### SET TASK:
Type out the records that follow, exactly as given.

[Saved data entries]

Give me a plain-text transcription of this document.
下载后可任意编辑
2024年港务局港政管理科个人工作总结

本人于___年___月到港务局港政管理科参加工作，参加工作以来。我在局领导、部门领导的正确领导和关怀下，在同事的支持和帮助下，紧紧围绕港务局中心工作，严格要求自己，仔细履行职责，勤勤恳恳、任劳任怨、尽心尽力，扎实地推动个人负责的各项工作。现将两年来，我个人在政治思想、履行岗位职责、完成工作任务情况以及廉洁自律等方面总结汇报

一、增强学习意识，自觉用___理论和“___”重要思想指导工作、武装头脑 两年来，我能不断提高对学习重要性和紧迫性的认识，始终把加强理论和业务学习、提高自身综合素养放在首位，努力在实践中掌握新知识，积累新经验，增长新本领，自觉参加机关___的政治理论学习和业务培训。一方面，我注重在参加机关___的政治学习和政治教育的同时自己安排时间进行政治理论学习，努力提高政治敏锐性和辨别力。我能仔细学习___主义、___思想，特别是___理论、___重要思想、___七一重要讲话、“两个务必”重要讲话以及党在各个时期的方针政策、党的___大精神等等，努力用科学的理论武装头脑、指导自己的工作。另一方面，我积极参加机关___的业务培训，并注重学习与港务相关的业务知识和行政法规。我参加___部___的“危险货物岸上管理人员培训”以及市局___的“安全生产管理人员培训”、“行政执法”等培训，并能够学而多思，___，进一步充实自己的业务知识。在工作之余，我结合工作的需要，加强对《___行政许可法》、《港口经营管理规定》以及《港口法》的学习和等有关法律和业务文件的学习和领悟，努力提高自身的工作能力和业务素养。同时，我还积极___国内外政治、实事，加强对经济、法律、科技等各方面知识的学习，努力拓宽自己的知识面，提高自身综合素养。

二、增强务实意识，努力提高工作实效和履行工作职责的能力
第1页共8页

### ANSWER FOR THE TASK:
Give me a plain-text transcription of this document.
下载后可任意编辑
2024年港务局港政管理科个人工作总结

本人于___年___月到港务局港政管理科参加工作，参加工作以来。我在局领导、部门领导的正确领导和关怀下，在同事的支持和帮助下，紧紧围绕港务局中心工作，严格要求自己，仔细履行职责，勤勤恳恳、任劳任怨、尽心尽力，扎实地推动个人负责的各项工作。现将两年来，我个人在政治思想、履行岗位职责、完成工作任务情况以及廉洁自律等方面总结汇报

一、增强学习意识，自觉用___理论和“___”重要思想指导工作、武装头脑 两年来，我能不断提高对学习重要性和紧迫性的认识，始终把加强理论和业务学习、提高自身综合素养放在首位，努力在实践中掌握新知识，积累新经验，增长新本领，自觉参加机关___的政治理论学习和业务培训。一方面，我注重在参加机关___的政治学习和政治教育的同时自己安排时间进行政治理论学习，努力提高政治敏锐性和辨别力。我能仔细学习___主义、___思想，特别是___理论、___重要思想、___七一重要讲话、“两个务必”重要讲话以及党在各个时期的方针政策、党的___大精神等等，努力用科学的理论武装头脑、指导自己的工作。另一方面，我积极参加机关___的业务培训，并注重学习与港务相关的业务知识和行政法规。我参加___部___的“危险货物岸上管理人员培训”以及市局___的“安全生产管理人员培训”、“行政执法”等培训，并能够学而多思，___，进一步充实自己的业务知识。在工作之余，我结合工作的需要，加强对《___行政许可法》、《港口经营管理规定》以及《港口法》的学习和等有关法律和业务文件的学习和领悟，努力提高自身的工作能力和业务素养。同时，我还积极___国内外政治、实事，加强对经济、法律、科技等各方面知识的学习，努力拓宽自己的知识面，提高自身综合素养。

二、增强务实意识，努力提高工作实效和履行工作职责的能力
第1页共8页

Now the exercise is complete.